- Aim a:
Pull out every line of the records that contains the string "bars", treating uppercase and lowercase letters as different.

- Excerpt provided:

____________

May 2006 Archives

There were rumors that this would be the last X-Men movie, but since it is doing so well in the box office (and they left it open for another sequel), minds might be changed about that. But I am sad to report that I was disappointed in the newest X-Men. I really, really liked X2, and I think that it might be the best movie based on a comic book that has ever been made. It was a good movie, on all levels, which is rare for a movie of the "fanboy" genre. It was also a rare example of a sequel better than the original. But even the first X-Men was better than X3.

X3 was not a good movie, and this was due to the direction and the script. It became an action movie, with the one-liner quips, and the one-dimensional characterization and plot. It doesn't explain characters that are missing - where is Nightcrawler, who played a fairly large role in the last one. And it doesn't take the time to introduce new characters. We get no explanation or characterization for Beast, and suddenly Kitty Pryde is at the forefront of the X-Men with no explanation. The real reason was probably that the writers needed her in the Alcatraz scene.

____________

- Listed entries:
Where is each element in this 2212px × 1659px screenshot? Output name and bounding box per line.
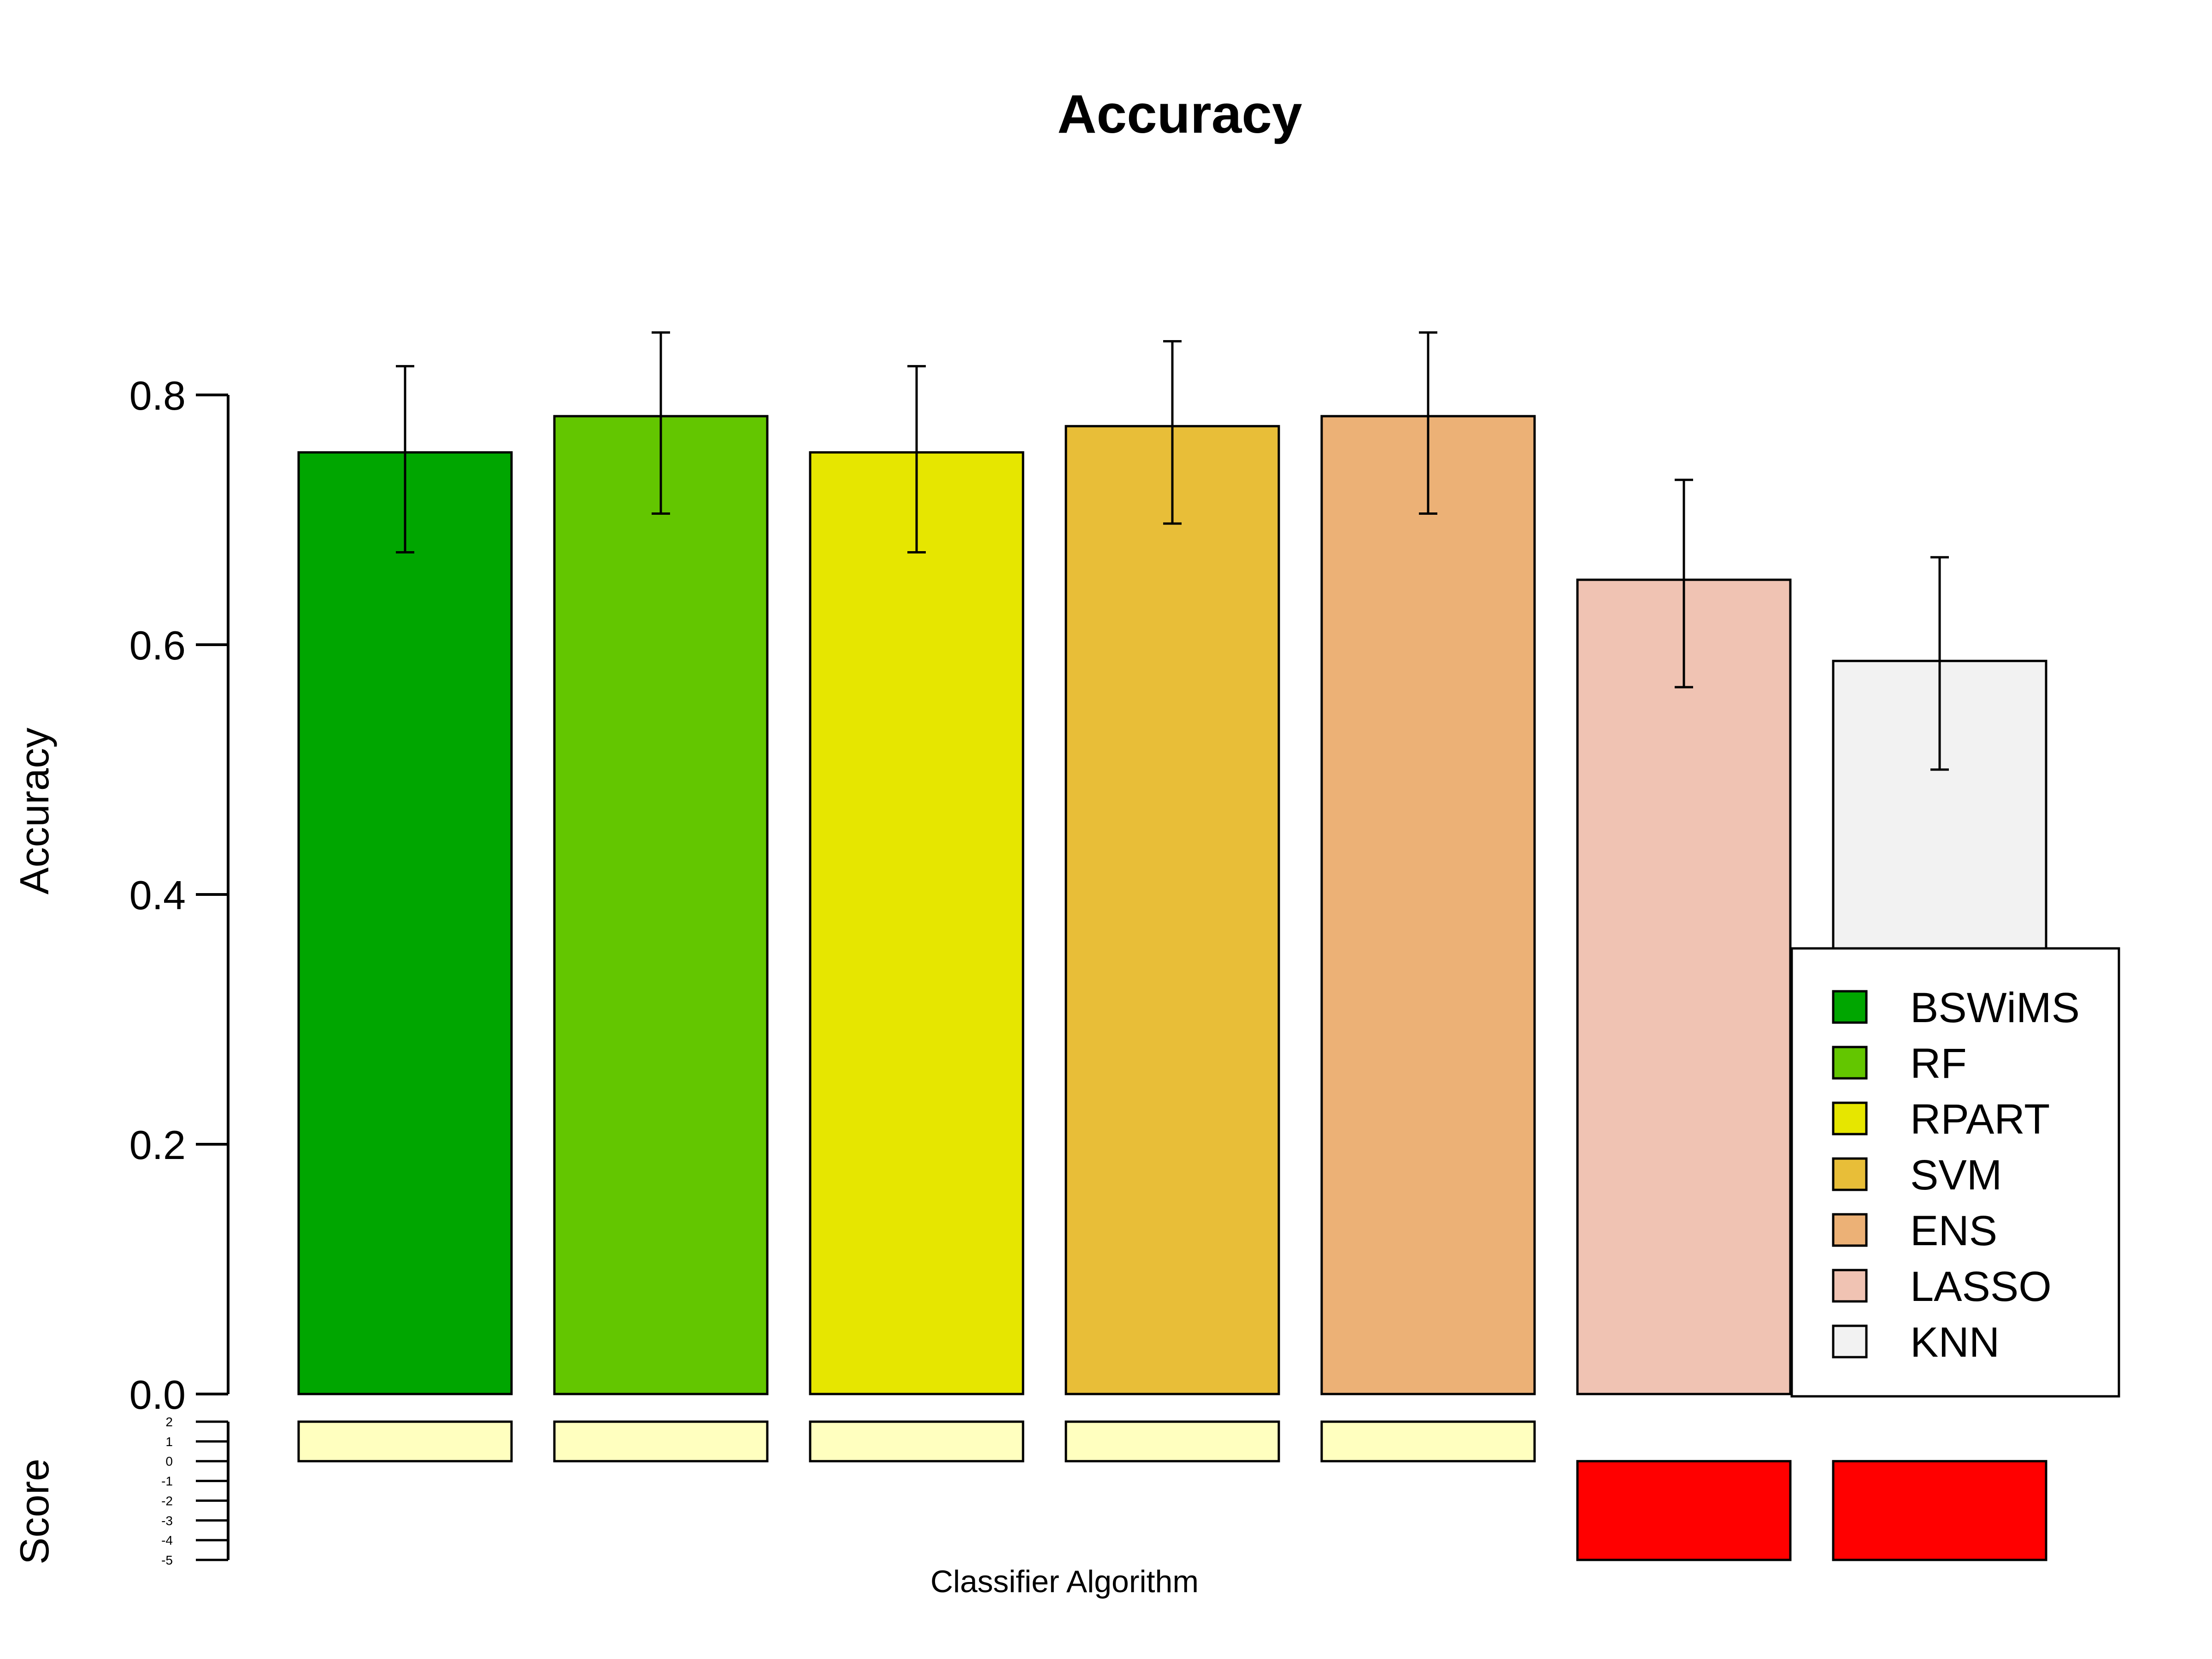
- legend-swatch: [1832, 990, 1868, 1024]
- score-tick-label: 2: [165, 1415, 173, 1429]
- legend-swatch: [1832, 1269, 1868, 1303]
- legend-label: BSWiMS: [1910, 984, 2080, 1031]
- x-axis-label: Classifier Algorithm: [930, 1564, 1199, 1599]
- bar-lasso: [1576, 578, 1792, 1395]
- error-bar-ens: [1419, 331, 1437, 515]
- error-bars: [396, 331, 1949, 771]
- legend: BSWiMS RF RPART SVM ENS LASSO KNN: [1790, 947, 2120, 1398]
- legend-label: SVM: [1910, 1152, 2002, 1199]
- y-axis-label: Accuracy: [12, 728, 57, 894]
- y-tick-label: 0.6: [129, 623, 186, 668]
- legend-label: KNN: [1910, 1319, 2000, 1366]
- legend-label: ENS: [1910, 1207, 1997, 1254]
- legend-swatch: [1832, 1213, 1868, 1247]
- score-bar-ens: [1320, 1420, 1536, 1463]
- score-bar-bswims: [297, 1420, 513, 1463]
- score-bar-knn: [1832, 1460, 2047, 1561]
- error-bar-rf: [652, 331, 670, 515]
- legend-label: LASSO: [1910, 1263, 2052, 1310]
- score-bars: [297, 1420, 2047, 1561]
- score-tick-label: 1: [165, 1435, 173, 1449]
- bar-svm: [1065, 425, 1280, 1395]
- bar-rf: [553, 415, 769, 1395]
- error-bar-bswims: [396, 365, 414, 553]
- y-tick-label: 0.8: [129, 373, 186, 418]
- score-axis: 2 1 0 -1 -2 -3 -4 -5: [161, 1415, 229, 1567]
- chart-title: Accuracy: [1057, 84, 1302, 145]
- score-bar-lasso: [1576, 1460, 1792, 1561]
- score-tick-label: 0: [165, 1454, 173, 1469]
- bar-ens: [1320, 415, 1536, 1395]
- error-bar-rpart: [907, 365, 926, 553]
- score-tick-label: -4: [161, 1533, 173, 1547]
- bar-bswims: [297, 451, 513, 1395]
- error-bar-knn: [1930, 556, 1949, 771]
- y-tick-label: 0.0: [129, 1372, 186, 1418]
- score-tick-label: -5: [161, 1553, 173, 1567]
- y-tick-label: 0.2: [129, 1122, 186, 1168]
- error-bar-svm: [1163, 340, 1182, 525]
- y-tick-label: 0.4: [129, 872, 186, 918]
- legend-swatch: [1832, 1101, 1868, 1135]
- legend-swatch: [1832, 1157, 1868, 1191]
- score-bar-rpart: [809, 1420, 1024, 1463]
- score-tick-label: -1: [161, 1474, 173, 1488]
- bar-rpart: [809, 451, 1024, 1395]
- legend-swatch: [1832, 1046, 1868, 1080]
- score-tick-label: -2: [161, 1494, 173, 1508]
- score-bar-svm: [1065, 1420, 1280, 1463]
- bars: [297, 415, 2047, 1395]
- score-tick-label: -3: [161, 1513, 173, 1528]
- error-bar-lasso: [1675, 478, 1693, 688]
- legend-label: RPART: [1910, 1096, 2050, 1143]
- y-axis: 0.0 0.2 0.4 0.6 0.8: [129, 373, 229, 1418]
- score-bar-rf: [553, 1420, 769, 1463]
- score-axis-label: Score: [12, 1459, 57, 1565]
- legend-label: RF: [1910, 1040, 1967, 1087]
- legend-swatch: [1832, 1324, 1868, 1359]
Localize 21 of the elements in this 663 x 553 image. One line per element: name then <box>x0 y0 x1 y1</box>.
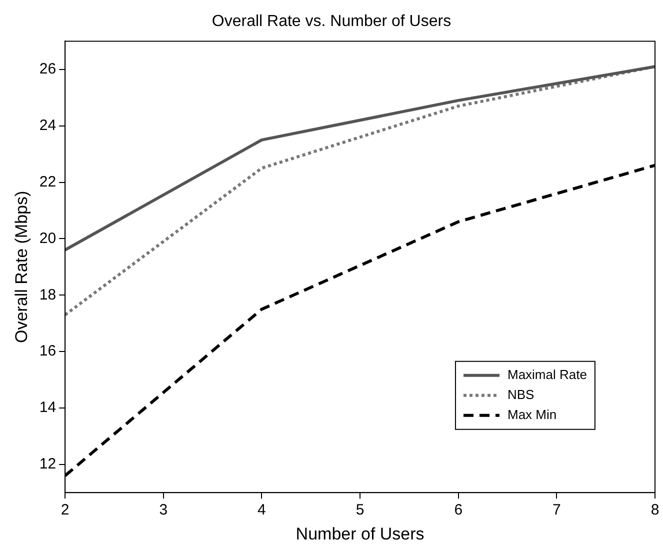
legend-label: NBS <box>507 386 535 402</box>
legend-label: Maximal Rate <box>507 366 587 382</box>
y-tick-label: 14 <box>39 399 56 416</box>
y-tick-label: 16 <box>39 342 56 360</box>
chart-title: Overall Rate vs. Number of Users <box>212 13 452 30</box>
x-axis-title: Number of Users <box>296 524 424 544</box>
legend-label: Max Min <box>507 406 557 422</box>
x-tick-label: 6 <box>454 502 463 519</box>
x-tick-label: 7 <box>552 502 561 519</box>
y-tick-label: 20 <box>39 230 56 247</box>
y-tick-label: 22 <box>39 173 56 190</box>
y-tick-label: 12 <box>39 456 56 473</box>
x-tick-label: 2 <box>60 502 70 519</box>
x-tick-label: 8 <box>650 502 660 519</box>
x-tick-label: 5 <box>356 502 364 519</box>
x-tick-label: 3 <box>159 502 168 519</box>
y-axis-title: Overall Rate (Mbps) <box>12 190 31 343</box>
y-tick-label: 26 <box>39 60 56 78</box>
y-tick-label: 18 <box>39 286 56 304</box>
y-tick-label: 24 <box>39 116 56 134</box>
x-tick-label: 4 <box>258 502 266 519</box>
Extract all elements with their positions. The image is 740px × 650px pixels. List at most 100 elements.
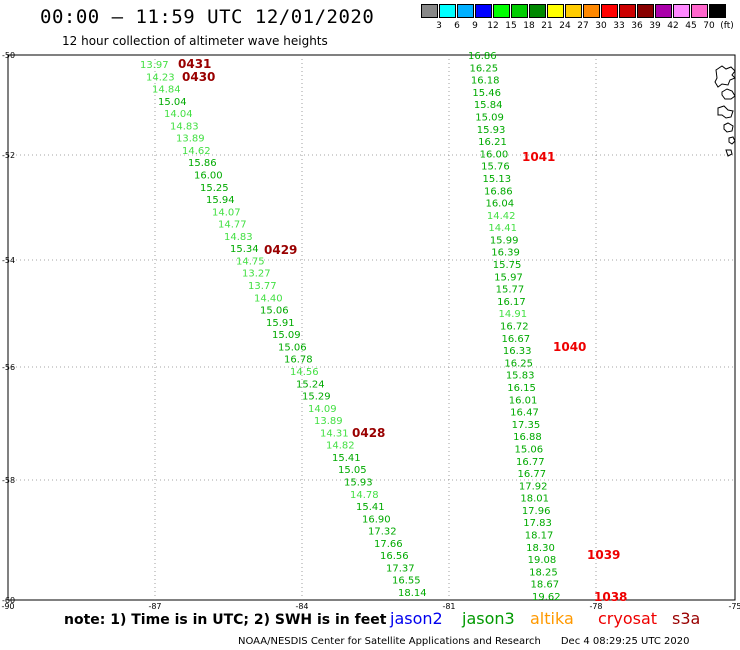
west-track-value: 16.56 xyxy=(380,551,409,562)
east-track-value: 16.21 xyxy=(478,137,507,148)
east-track-value: 17.92 xyxy=(519,481,548,492)
west-track-value: 13.89 xyxy=(176,134,205,145)
west-track-value: 15.91 xyxy=(266,318,295,329)
legend-label: 12 xyxy=(487,21,499,31)
east-track-value: 16.04 xyxy=(485,199,514,210)
east-track-value: 16.77 xyxy=(516,457,545,468)
time-label: 1039 xyxy=(587,548,620,562)
west-track-value: 14.07 xyxy=(212,207,241,218)
legend-label: 39 xyxy=(649,21,661,31)
credit-text: NOAA/NESDIS Center for Satellite Applica… xyxy=(238,636,541,647)
legend-swatch xyxy=(475,4,492,18)
footer-note: note: 1) Time is in UTC; 2) SWH is in fe… xyxy=(64,612,387,628)
west-track-value: 13.97 xyxy=(140,60,169,71)
west-track-value: 14.40 xyxy=(254,293,283,304)
legend-swatch xyxy=(547,4,564,18)
east-track-value: 14.91 xyxy=(499,309,528,320)
coastline-shape xyxy=(725,149,733,157)
legend-swatch xyxy=(637,4,654,18)
legend-label: 3 xyxy=(436,21,442,31)
west-track-value: 15.09 xyxy=(272,330,301,341)
time-label: 0429 xyxy=(264,243,297,257)
time-label: 0428 xyxy=(352,426,385,440)
coastline-shape xyxy=(723,122,734,133)
coastline-shape xyxy=(714,65,736,88)
west-track-value: 16.55 xyxy=(392,576,421,587)
west-track-value: 15.06 xyxy=(278,342,307,353)
east-track-value: 17.96 xyxy=(522,506,551,517)
timestamp-text: Dec 4 08:29:25 UTC 2020 xyxy=(560,636,690,647)
east-track-value: 14.41 xyxy=(488,223,517,234)
east-track-value: 16.67 xyxy=(501,334,530,345)
legend-swatch xyxy=(421,4,438,18)
east-track-value: 16.33 xyxy=(503,346,532,357)
legend-label: 18 xyxy=(523,21,535,31)
west-track-value: 17.37 xyxy=(386,563,415,574)
east-track-value: 17.83 xyxy=(523,518,552,529)
legend-swatch xyxy=(655,4,672,18)
coastline-shape xyxy=(717,105,734,119)
legend-label: 45 xyxy=(685,21,697,31)
coastline-shape xyxy=(721,88,736,100)
satellite-legend-item: altika xyxy=(530,609,574,628)
west-track-value: 14.56 xyxy=(290,367,319,378)
east-track-value: 14.42 xyxy=(487,211,516,222)
time-label: 1038 xyxy=(594,590,627,604)
east-track-value: 18.25 xyxy=(529,567,558,578)
legend-swatch xyxy=(583,4,600,18)
time-label: 0430 xyxy=(182,70,215,84)
west-track-value: 16.00 xyxy=(194,171,223,182)
legend-label: 15 xyxy=(505,21,517,31)
legend-swatch xyxy=(709,4,726,18)
east-track-value: 15.93 xyxy=(477,125,506,136)
west-track-value: 15.29 xyxy=(302,392,331,403)
east-track-value: 15.83 xyxy=(506,371,535,382)
legend-label: 27 xyxy=(577,21,589,31)
legend-label: 21 xyxy=(541,21,553,31)
legend-label: 6 xyxy=(454,21,460,31)
east-track-value: 15.97 xyxy=(494,272,523,283)
east-track-value: 16.86 xyxy=(468,51,497,62)
west-track-value: 15.24 xyxy=(296,379,325,390)
east-track-value: 16.15 xyxy=(507,383,536,394)
legend-swatch xyxy=(457,4,474,18)
longitude-label: -75 xyxy=(728,602,740,611)
longitude-label: -78 xyxy=(589,602,602,611)
legend-label: 36 xyxy=(631,21,643,31)
west-track-value: 14.04 xyxy=(164,109,193,120)
west-track-value: 14.82 xyxy=(326,441,355,452)
west-track-value: 15.41 xyxy=(332,453,361,464)
legend-label: 24 xyxy=(559,21,571,31)
east-track-value: 15.46 xyxy=(472,88,501,99)
west-track-value: 15.06 xyxy=(260,306,289,317)
west-track-value: 14.83 xyxy=(170,121,199,132)
east-track-value: 16.18 xyxy=(471,76,500,87)
latitude-label: -54 xyxy=(2,256,15,265)
color-scale-legend: 3 6 9 12 15 18 21 24 27 30 33 36 39 42 45 70 (ft) xyxy=(421,4,734,34)
page-title: 00:00 – 11:59 UTC 12/01/2020 xyxy=(40,6,375,28)
west-track-value: 14.78 xyxy=(350,490,379,501)
time-label: 1040 xyxy=(553,340,586,354)
east-track-value: 16.77 xyxy=(517,469,546,480)
legend-label: 9 xyxy=(472,21,478,31)
latitude-label: -58 xyxy=(2,476,15,485)
west-track-value: 17.32 xyxy=(368,527,397,538)
west-track-value: 15.05 xyxy=(338,465,367,476)
west-track-value: 15.04 xyxy=(158,97,187,108)
east-track-value: 16.25 xyxy=(504,358,533,369)
east-track-value: 18.01 xyxy=(520,494,549,505)
east-track-value: 18.30 xyxy=(526,543,555,554)
satellite-legend-item: jason3 xyxy=(462,609,515,628)
west-track-value: 13.89 xyxy=(314,416,343,427)
east-track-value: 17.35 xyxy=(512,420,541,431)
longitude-label: -87 xyxy=(148,602,161,611)
east-track-value: 16.25 xyxy=(469,63,498,74)
legend-label: 70 xyxy=(703,21,715,31)
west-track-value: 14.83 xyxy=(224,232,253,243)
satellite-legend-item: jason2 xyxy=(390,609,443,628)
west-track-value: 15.93 xyxy=(344,477,373,488)
legend-swatch xyxy=(619,4,636,18)
legend-label: 33 xyxy=(613,21,625,31)
west-track-value: 14.31 xyxy=(320,428,349,439)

____________

- Aim b:
Write the next part of the review of the third X-Men movie, picking up right after its last sentence.

- Task result a:
- error-bars: [396, 331, 1949, 771]
- score-bars: [297, 1420, 2047, 1561]
- bars: [297, 415, 2047, 1395]

- Task result b:
This time the movie wasn't so bad that I wanted to walk out, although the horrible actress from Hard Candy was Kitty. But the dialogue was awful just the same. From Rogue and Bobby's first scene ("Maybe I'm just upset because I can't touch my boyfriend." "I've never complained to you." "You don't have to, you're a boy. That's all you think about." Way to tell and not show, screenwriters) to Mystique's annoying-little-girl "Told you so," the writers consistently went for the easiest dialogue and the lowest-common-denominator one-liners. And the decision to forefront the lamest character and worst actress (Halle Berry as Storm) didn't help matters much.

I didn't want to X-Men franchise to end, but now that this movie is making so much money, there really won't be any incentive for the studio to match the quality of the second X-Men, or even bring it up to the level of the first. As sad as it would be to have the series end here, maybe it would be better than dragging it down for even more crappy sequels.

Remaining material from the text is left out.